:: Record list ::
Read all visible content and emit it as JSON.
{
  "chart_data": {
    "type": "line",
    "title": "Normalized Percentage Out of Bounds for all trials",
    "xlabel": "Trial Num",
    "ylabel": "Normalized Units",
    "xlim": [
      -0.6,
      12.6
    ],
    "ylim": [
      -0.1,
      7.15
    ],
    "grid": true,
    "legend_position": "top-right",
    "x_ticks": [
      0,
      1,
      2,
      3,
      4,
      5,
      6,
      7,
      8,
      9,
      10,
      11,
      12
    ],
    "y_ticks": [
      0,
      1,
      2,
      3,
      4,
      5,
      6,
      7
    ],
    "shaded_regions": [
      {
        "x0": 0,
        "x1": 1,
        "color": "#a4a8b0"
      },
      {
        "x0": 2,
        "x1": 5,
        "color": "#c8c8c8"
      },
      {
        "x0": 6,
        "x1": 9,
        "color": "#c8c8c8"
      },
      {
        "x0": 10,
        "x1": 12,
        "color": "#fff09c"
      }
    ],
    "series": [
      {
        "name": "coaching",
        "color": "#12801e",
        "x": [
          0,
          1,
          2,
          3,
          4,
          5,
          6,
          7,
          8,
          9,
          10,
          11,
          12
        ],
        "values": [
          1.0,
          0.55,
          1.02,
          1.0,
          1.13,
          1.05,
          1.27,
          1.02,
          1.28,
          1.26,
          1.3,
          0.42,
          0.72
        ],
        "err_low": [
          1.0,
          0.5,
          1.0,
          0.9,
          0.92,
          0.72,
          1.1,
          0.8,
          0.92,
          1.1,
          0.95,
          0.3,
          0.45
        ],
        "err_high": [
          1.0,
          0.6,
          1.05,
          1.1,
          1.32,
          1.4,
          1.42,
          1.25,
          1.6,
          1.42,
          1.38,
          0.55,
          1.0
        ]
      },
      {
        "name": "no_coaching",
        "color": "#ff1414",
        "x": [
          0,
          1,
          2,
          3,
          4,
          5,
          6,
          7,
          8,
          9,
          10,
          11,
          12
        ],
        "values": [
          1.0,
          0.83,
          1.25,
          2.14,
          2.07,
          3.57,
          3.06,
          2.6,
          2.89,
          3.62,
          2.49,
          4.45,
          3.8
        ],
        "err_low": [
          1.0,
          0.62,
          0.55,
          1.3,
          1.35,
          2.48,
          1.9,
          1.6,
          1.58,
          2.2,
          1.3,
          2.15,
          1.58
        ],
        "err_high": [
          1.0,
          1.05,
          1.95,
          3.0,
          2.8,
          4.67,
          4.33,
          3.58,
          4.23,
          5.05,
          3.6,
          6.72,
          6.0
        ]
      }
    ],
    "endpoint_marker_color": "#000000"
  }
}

:: Given instruction ::
Each line of the data that includes the word "Normalized" counts once; report the total and nothing more.

:: Solution for this task ::
2